### Task instructions
Your task is to copy every line of this material exactly.

### Records for this task
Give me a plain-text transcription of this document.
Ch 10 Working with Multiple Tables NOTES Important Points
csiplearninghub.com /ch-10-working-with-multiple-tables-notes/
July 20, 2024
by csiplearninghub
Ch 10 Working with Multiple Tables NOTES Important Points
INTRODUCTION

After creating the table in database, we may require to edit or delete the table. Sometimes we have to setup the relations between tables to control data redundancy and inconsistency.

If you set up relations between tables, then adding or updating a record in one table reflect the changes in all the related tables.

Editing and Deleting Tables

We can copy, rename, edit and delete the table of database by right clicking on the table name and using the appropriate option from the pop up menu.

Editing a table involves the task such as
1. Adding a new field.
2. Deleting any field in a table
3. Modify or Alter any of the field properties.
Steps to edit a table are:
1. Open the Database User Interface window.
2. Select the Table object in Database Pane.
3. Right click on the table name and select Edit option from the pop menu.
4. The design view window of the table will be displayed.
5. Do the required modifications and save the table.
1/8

### The response
Give me a plain-text transcription of this document.
Ch 10 Working with Multiple Tables NOTES Important Points
csiplearninghub.com /ch-10-working-with-multiple-tables-notes/
July 20, 2024
by csiplearninghub
Ch 10 Working with Multiple Tables NOTES Important Points
INTRODUCTION

After creating the table in database, we may require to edit or delete the table. Sometimes we have to setup the relations between tables to control data redundancy and inconsistency.

If you set up relations between tables, then adding or updating a record in one table reflect the changes in all the related tables.

Editing and Deleting Tables

We can copy, rename, edit and delete the table of database by right clicking on the table name and using the appropriate option from the pop up menu.

Editing a table involves the task such as
1. Adding a new field.
2. Deleting any field in a table
3. Modify or Alter any of the field properties.
Steps to edit a table are:
1. Open the Database User Interface window.
2. Select the Table object in Database Pane.
3. Right click on the table name and select Edit option from the pop menu.
4. The design view window of the table will be displayed.
5. Do the required modifications and save the table.
1/8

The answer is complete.